**Exercise tasks**
A. From the IMA and EVM concepts text below, reproduce verbatim the part that opens with the words containing "For example, an" and closes with "policy measurement rule.".
B. According to the IMA and EVM concepts text below, in what ways is the hash value that IMA calculates used? List every one.

**Page text**

===============

IMA and EVM Concepts

The Linux runtime Integrity Measurement Architecture (IMA) calculates hash values of executables and other sensitive system files. The hash value is used in multiple ways:

  • stored in a measurement log

  • used for verifying signatures

  • stored in the system audit log

The hash algorithm is defined by CONFIG_IMA_DEFAULT_HASH, which can be overridden by the Boot Command Line Arguments ima_hash specifier.

IMA Measurement maintains an aggregate integrity value over the measurement log if the platform has a TPM chip. The TPM can attest to the state of these system files. It typically uses PCR 10. The TPM attestation quote is a signature over the PCR, indirectly providing integrity over the measurement log.

The measurement system requires both a TPM and an independent verifier.

Measurement is similar to the pre-OS trusted boot concept.

IMA keeps a table of the hash values. If the hash is seen again, the contents are not measured again. CONFIG_IMA_DISABLE_HTABLE offers other options.

IMA Appraisal can check the file’s digital signature or hash and take action if the signature verification fails.

Appraisal is similar to the pre-OS secure boot concept.

The appraisal system is local, and requires neither a TPM nor a separate verifier.

IMA Audit includes the file hash in the system’s audit log. This can be useful for analytics and forensics.

Threat Model

Warning

Under construction.

IMA detects an attempt to access an invalid item. The TPM provides cryptographic integrity over the measurement log, which can be reported to a verifier. It covers threats such as:

  • Unsigned software.

  • Software signed with an unknown or revoked key.

  • Software that has been altered after signing.

The measurement log verifier can further detect:

  • Running unapproved software.

  • Running approved but back level software.

  • A file with an unexpected file name.

These attacks are not in scope:

Memory Attacks

IMA measures and appraises items when they are first accessed. An attack that modifies memory after the access will not be detected.

Examples:

  • A run-time alteration of memory, such as an mmap’ed file.

  • An alteration of the appraise flag to disable appraisal.

File Name Changes

IMA does not appraise the file name, which is associated with the directory, not the file meta-data.

For example, an the executable renamed from mv renamed to rm will still pass appraisal. The file name will be measured.


Measurement

IMA measurement has several steps:

  1. Match attributes against a policy measurement rule.

  2. If the rule applies, calculate a hash over the contents.

  3. If the hash indicates a new measurement, append the measurement to the IMA Event Log and extend the hash to a TPM PCR.

===============

**Dataset rows**

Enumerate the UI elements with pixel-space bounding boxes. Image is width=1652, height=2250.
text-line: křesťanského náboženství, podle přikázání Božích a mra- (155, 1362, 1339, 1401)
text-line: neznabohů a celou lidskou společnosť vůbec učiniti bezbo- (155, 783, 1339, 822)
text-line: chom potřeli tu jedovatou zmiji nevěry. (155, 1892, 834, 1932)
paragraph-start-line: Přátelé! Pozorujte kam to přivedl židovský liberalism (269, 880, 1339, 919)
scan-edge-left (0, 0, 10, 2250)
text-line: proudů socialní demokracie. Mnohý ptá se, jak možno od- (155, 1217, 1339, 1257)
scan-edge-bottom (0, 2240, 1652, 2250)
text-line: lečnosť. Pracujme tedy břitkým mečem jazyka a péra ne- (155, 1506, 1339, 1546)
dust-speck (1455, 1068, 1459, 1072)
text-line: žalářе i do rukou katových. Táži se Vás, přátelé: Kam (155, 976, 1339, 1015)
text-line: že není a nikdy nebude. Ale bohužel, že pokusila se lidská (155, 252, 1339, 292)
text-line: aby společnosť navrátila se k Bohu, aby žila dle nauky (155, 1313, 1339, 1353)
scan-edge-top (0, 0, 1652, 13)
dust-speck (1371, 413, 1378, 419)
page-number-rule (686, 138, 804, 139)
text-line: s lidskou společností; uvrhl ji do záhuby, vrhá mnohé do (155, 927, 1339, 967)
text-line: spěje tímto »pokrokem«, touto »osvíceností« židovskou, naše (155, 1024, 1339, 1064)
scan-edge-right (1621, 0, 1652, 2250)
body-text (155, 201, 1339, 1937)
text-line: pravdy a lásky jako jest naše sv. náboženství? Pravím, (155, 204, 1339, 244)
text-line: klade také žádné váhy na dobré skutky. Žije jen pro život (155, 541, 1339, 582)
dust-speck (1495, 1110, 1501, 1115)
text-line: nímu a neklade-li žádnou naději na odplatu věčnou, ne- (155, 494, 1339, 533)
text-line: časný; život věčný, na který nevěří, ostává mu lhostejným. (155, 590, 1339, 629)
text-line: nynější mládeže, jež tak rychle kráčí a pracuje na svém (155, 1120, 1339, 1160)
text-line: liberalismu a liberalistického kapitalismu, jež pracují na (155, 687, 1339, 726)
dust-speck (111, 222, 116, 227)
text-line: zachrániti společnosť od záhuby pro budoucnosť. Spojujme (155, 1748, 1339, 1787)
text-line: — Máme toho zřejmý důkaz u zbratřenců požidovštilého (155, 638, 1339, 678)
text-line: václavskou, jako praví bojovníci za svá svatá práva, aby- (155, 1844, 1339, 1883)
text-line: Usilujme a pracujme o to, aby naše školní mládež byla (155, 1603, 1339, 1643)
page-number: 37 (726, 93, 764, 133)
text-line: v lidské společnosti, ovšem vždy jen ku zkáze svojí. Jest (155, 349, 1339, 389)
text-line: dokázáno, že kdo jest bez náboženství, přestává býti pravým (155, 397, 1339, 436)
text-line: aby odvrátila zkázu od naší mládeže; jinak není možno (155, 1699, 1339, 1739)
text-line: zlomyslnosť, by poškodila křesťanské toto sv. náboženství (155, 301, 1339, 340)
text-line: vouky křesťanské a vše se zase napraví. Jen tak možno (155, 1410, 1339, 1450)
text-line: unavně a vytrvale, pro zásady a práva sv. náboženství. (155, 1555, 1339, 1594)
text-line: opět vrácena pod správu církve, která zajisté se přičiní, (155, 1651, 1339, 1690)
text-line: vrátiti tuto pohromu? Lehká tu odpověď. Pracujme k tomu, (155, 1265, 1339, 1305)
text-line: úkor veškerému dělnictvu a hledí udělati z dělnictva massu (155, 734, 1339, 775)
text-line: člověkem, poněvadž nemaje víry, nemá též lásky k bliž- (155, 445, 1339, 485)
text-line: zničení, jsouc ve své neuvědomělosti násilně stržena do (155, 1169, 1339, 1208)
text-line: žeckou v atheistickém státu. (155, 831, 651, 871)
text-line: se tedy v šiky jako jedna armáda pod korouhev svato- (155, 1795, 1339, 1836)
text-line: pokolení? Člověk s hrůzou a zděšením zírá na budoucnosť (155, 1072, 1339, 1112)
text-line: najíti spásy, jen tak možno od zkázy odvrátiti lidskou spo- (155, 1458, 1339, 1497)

===============

**Exercise results**
A.
For example, an the executable renamed from mv renamed to rm will still pass appraisal. The file name will be measured.


Measurement

IMA measurement has several steps:

  1. Match attributes against a policy measurement rule.

B.
- Stored in a measurement log
- Used for verifying signatures
- Stored in the system audit log